== DOCUMENT SEGMENT

American presidency: judges weigh crimes of Trump campaign chief Manafort in major wins for Mueller probe
RUTH GREEN, IBA MULTIMEDIA JOURNALIST
In a pair of sentencing hearings in March, two judges rendered the different judgments of the two Americas for the crimes of Paul Manafort, who served as President Trump’s campaign chief.
The sentences mark the most significant wins for Special Counsel Robert Mueller in his now-concluded investigation into links between the Russian government and individuals associated with Trump’s presidential campaign. The role of Paul Manafort goes to the core of the Special Counsel’s investigation.
In total, Manafort was sentenced to seven-and-a-half years in federal prison, on a maximum potential sentence of 34 years. Prosecutors also moved to seize about $24m of Manafort’s real estate, bank accounts and life insurance.
Judge T S Ellis III, appointed by President Ronald Reagan, gave Manafort just under four years in prison – on a maximum recommended sentence of 24 years – after a Virginia jury convicted him of multiple tax and bank frauds. Judge Ellis stated Manafort has lived ‘an otherwise blameless life’.

====

__PARTS OF THE EXERCISE__:
1. In the article on Manafort's sentencing, how much of Manafort's property did prosecutors move to seize?
2. Pull out each line of the records that contains the string "leader".
The article and the records are unrelated material.

== RECORDS

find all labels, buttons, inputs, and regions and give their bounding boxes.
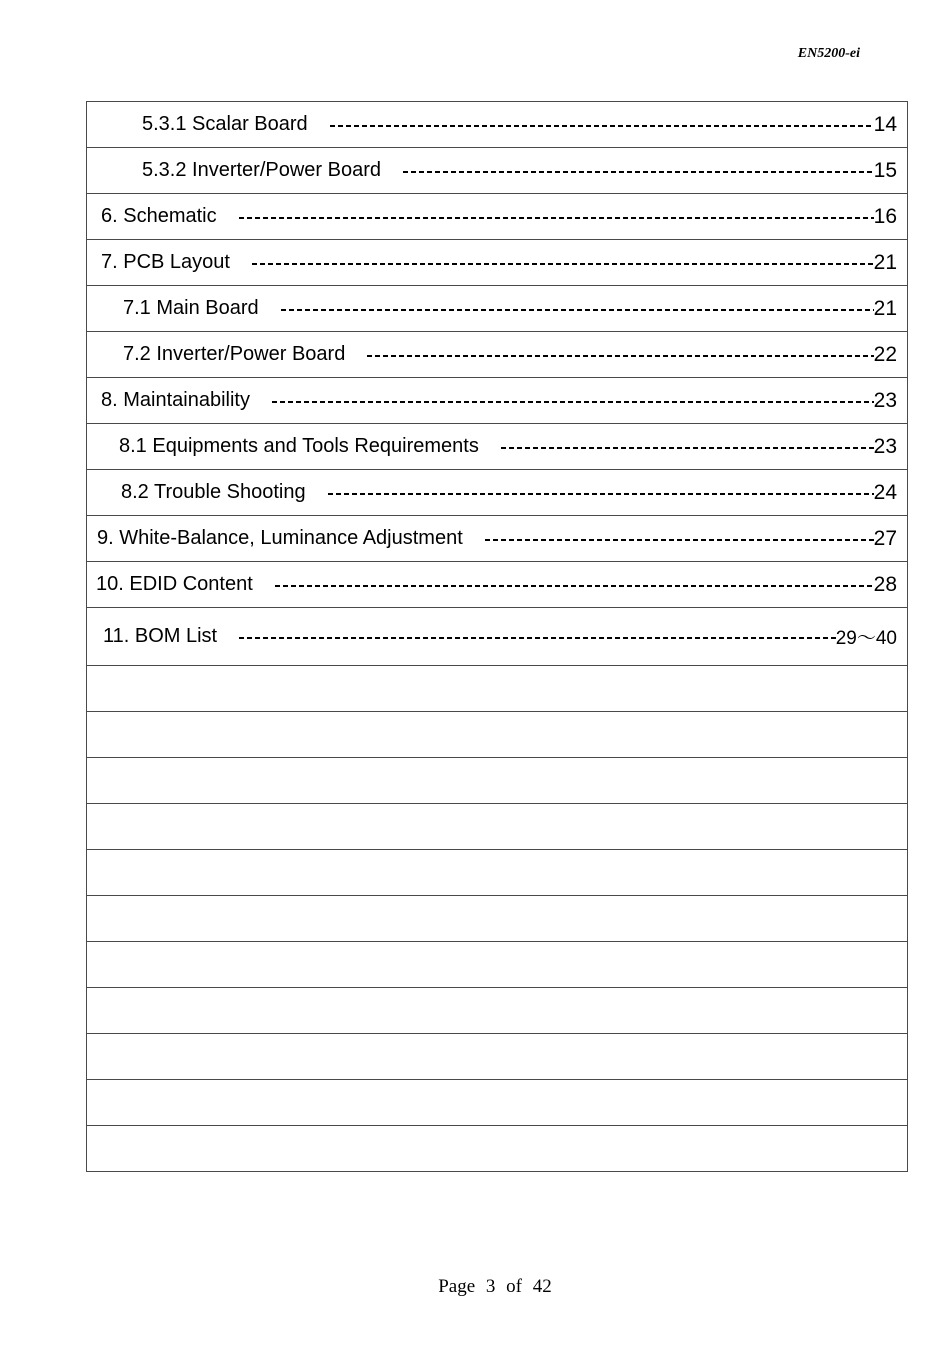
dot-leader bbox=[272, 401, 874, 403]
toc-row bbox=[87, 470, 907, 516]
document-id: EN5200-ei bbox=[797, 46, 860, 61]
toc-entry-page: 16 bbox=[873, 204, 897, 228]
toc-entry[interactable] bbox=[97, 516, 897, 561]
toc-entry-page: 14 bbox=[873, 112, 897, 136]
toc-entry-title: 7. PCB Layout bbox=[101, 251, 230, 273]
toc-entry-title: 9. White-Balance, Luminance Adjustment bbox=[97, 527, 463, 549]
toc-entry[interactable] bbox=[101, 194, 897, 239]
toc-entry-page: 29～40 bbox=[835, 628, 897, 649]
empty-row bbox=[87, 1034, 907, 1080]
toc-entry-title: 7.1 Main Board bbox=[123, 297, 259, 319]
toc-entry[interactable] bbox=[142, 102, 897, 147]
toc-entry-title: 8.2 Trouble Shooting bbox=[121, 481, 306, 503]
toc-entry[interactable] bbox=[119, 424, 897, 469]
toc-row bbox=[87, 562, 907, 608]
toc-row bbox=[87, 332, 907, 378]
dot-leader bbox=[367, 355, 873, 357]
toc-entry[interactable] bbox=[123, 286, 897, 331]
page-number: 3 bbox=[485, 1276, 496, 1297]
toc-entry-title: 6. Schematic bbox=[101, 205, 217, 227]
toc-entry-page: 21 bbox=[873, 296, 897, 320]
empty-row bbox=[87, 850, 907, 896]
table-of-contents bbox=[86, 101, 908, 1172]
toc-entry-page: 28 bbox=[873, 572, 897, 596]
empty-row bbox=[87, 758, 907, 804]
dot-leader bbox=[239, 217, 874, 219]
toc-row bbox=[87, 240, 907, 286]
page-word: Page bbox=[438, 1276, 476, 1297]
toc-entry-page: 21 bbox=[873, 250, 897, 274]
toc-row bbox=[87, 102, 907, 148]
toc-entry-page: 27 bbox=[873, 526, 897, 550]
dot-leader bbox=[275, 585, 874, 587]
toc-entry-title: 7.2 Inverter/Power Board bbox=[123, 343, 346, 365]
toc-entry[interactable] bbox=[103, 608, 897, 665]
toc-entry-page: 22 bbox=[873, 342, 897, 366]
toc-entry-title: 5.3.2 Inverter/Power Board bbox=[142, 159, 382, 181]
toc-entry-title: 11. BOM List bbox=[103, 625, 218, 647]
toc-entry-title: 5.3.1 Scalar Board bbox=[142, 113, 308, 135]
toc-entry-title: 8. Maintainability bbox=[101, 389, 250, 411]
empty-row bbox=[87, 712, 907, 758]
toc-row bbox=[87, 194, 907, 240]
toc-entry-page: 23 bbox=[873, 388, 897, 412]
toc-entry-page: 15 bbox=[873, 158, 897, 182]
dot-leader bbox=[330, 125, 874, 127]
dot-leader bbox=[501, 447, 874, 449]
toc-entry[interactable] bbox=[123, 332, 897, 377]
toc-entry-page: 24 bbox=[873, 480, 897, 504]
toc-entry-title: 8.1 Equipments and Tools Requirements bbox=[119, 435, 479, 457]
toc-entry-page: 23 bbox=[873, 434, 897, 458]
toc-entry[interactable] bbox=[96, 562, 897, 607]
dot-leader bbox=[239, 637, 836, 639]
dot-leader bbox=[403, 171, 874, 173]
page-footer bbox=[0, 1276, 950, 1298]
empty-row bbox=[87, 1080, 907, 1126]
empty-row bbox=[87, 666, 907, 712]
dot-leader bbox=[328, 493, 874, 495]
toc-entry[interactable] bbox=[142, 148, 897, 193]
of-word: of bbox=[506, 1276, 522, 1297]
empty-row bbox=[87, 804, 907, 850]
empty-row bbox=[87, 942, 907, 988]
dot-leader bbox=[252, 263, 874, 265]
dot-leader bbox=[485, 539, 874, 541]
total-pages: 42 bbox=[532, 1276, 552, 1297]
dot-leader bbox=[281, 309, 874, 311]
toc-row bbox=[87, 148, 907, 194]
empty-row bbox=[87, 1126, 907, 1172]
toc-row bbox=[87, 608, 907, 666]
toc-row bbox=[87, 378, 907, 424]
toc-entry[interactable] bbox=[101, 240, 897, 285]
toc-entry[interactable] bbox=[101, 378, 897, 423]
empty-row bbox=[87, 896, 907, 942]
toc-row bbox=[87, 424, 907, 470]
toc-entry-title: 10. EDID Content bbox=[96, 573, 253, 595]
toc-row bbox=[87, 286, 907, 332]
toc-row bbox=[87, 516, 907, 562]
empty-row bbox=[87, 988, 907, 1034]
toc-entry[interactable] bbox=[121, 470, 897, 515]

====

__RESULTS BY TASK__:
1. About $24m of Manafort's real estate, bank accounts and life insurance.

2.
dot-leader bbox=[272, 401, 874, 403]
dot-leader bbox=[367, 355, 873, 357]
dot-leader bbox=[239, 217, 874, 219]
dot-leader bbox=[275, 585, 874, 587]
dot-leader bbox=[330, 125, 874, 127]
dot-leader bbox=[501, 447, 874, 449]
dot-leader bbox=[239, 637, 836, 639]
dot-leader bbox=[403, 171, 874, 173]
dot-leader bbox=[328, 493, 874, 495]
dot-leader bbox=[252, 263, 874, 265]
dot-leader bbox=[485, 539, 874, 541]
dot-leader bbox=[281, 309, 874, 311]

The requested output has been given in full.